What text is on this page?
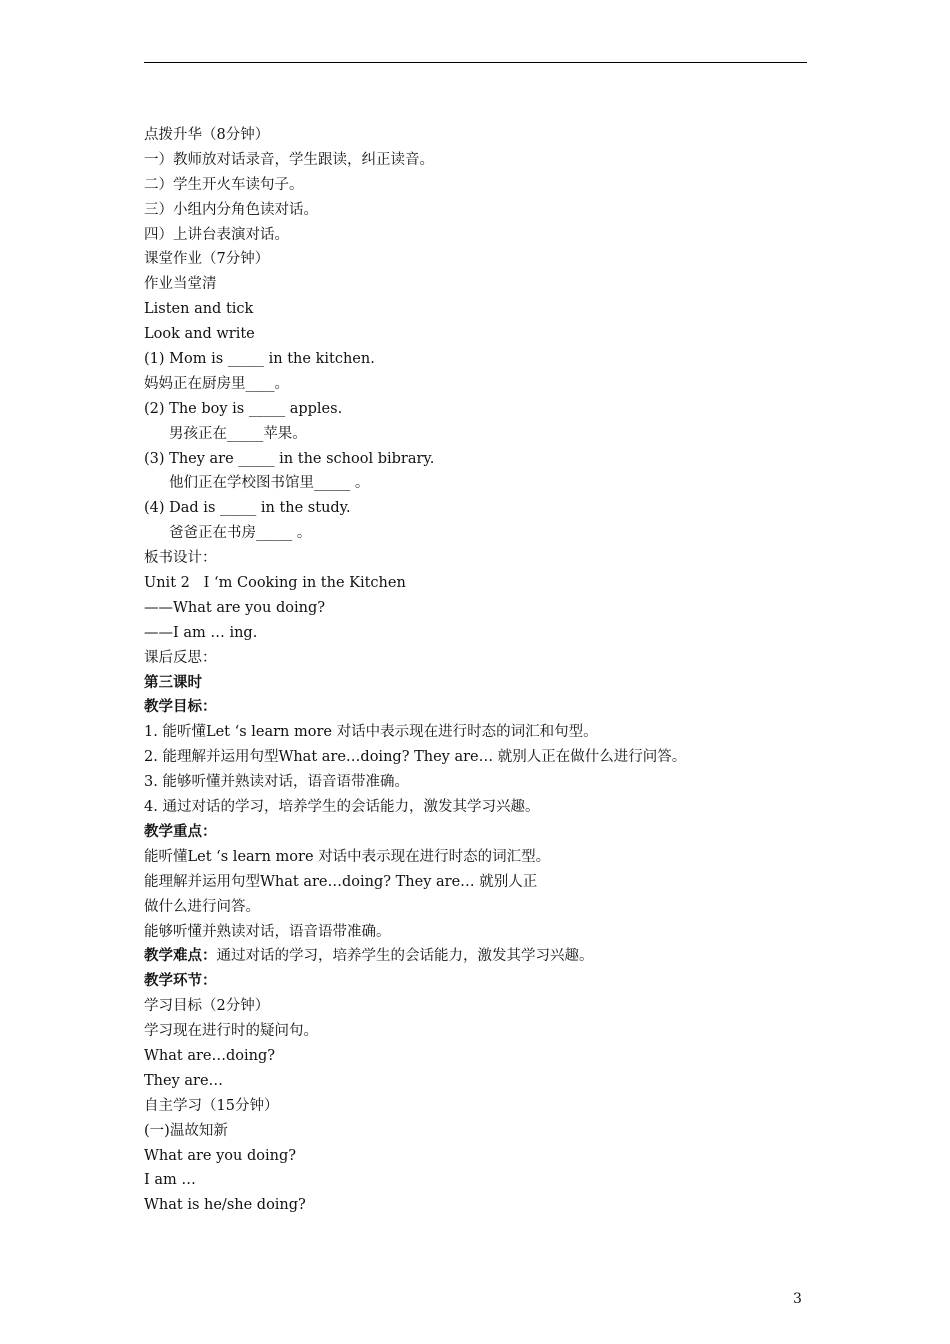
点拨升华（8分钟）
一）教师放对话录音，学生跟读，纠正读音。
二）学生开火车读句子。
三）小组内分角色读对话。
四）上讲台表演对话。
课堂作业（7分钟）
作业当堂清
Listen and tick
Look and write
(1) Mom is _____ in the kitchen.
妈妈正在厨房里____。
(2) The boy is _____ apples.
男孩正在_____苹果。
(3) They are _____ in the school bibrary.
他们正在学校图书馆里_____ 。
(4) Dad is _____ in the study.
爸爸正在书房_____ 。
板书设计：
Unit 2   I ‘m Cooking in the Kitchen
——What are you doing?
——I am … ing.
课后反思：
第三课时
教学目标：
1. 能听懂Let ‘s learn more 对话中表示现在进行时态的词汇和句型。
2. 能理解并运用句型What are…doing? They are… 就别人正在做什么进行问答。
3. 能够听懂并熟读对话，语音语带准确。
4. 通过对话的学习，培养学生的会话能力，激发其学习兴趣。
教学重点：
能听懂Let ‘s learn more 对话中表示现在进行时态的词汇型。
能理解并运用句型What are…doing? They are… 就别人正
做什么进行问答。
能够听懂并熟读对话，语音语带准确。
教学难点：通过对话的学习，培养学生的会话能力，激发其学习兴趣。
教学环节：
学习目标（2分钟）
学习现在进行时的疑问句。
What are…doing?
They are…
自主学习（15分钟）
(一)温故知新
What are you doing?
I am …
What is he/she doing?
3
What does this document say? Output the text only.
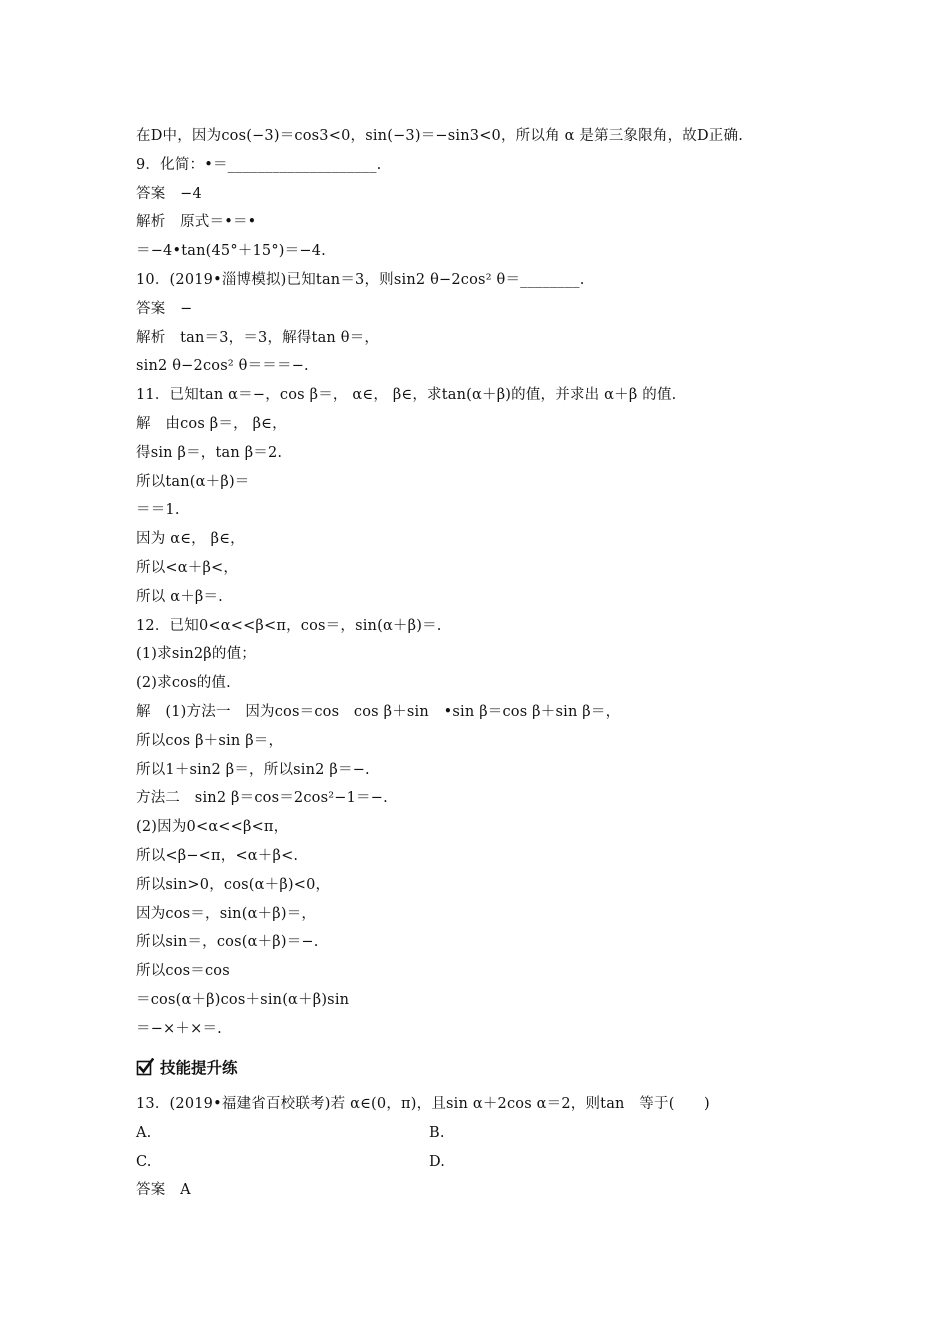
在D中，因为cos(−3)＝cos3<0，sin(−3)＝−sin3<0，所以角 α 是第三象限角，故D正确.
9．化简：•＝____________________.
答案　−4
解析　原式＝•＝•
＝−4•tan(45°＋15°)＝−4.
10．(2019•淄博模拟)已知tan＝3，则sin2 θ−2cos² θ＝________.
答案　−
解析　tan＝3，＝3，解得tan θ＝，
sin2 θ−2cos² θ＝＝＝−.
11．已知tan α＝−，cos β＝， α∈， β∈，求tan(α＋β)的值，并求出 α＋β 的值.
解　由cos β＝， β∈，
得sin β＝，tan β＝2.
所以tan(α＋β)＝
＝＝1.
因为 α∈， β∈，
所以<α＋β<，
所以 α＋β＝.
12．已知0<α<<β<π，cos＝，sin(α＋β)＝.
(1)求sin2β的值；
(2)求cos的值.
解　(1)方法一　因为cos＝cos　cos β＋sin　•sin β＝cos β＋sin β＝，
所以cos β＋sin β＝，
所以1＋sin2 β＝，所以sin2 β＝−.
方法二　sin2 β＝cos＝2cos²−1＝−.
(2)因为0<α<<β<π，
所以<β−<π，<α＋β<.
所以sin>0，cos(α＋β)<0，
因为cos＝，sin(α＋β)＝，
所以sin＝，cos(α＋β)＝−.
所以cos＝cos
＝cos(α＋β)cos＋sin(α＋β)sin
＝−×＋×＝.
技能提升练
13．(2019•福建省百校联考)若 α∈(0，π)，且sin α＋2cos α＝2，则tan　等于(　　)
A.	B.
C.	D.
答案　A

## The problem
Copy all lines of the listing above that contain the string "通过对话的学习".

## Result below
4. 通过对话的学习，培养学生的会话能力，激发其学习兴趣。
教学难点：通过对话的学习，培养学生的会话能力，激发其学习兴趣。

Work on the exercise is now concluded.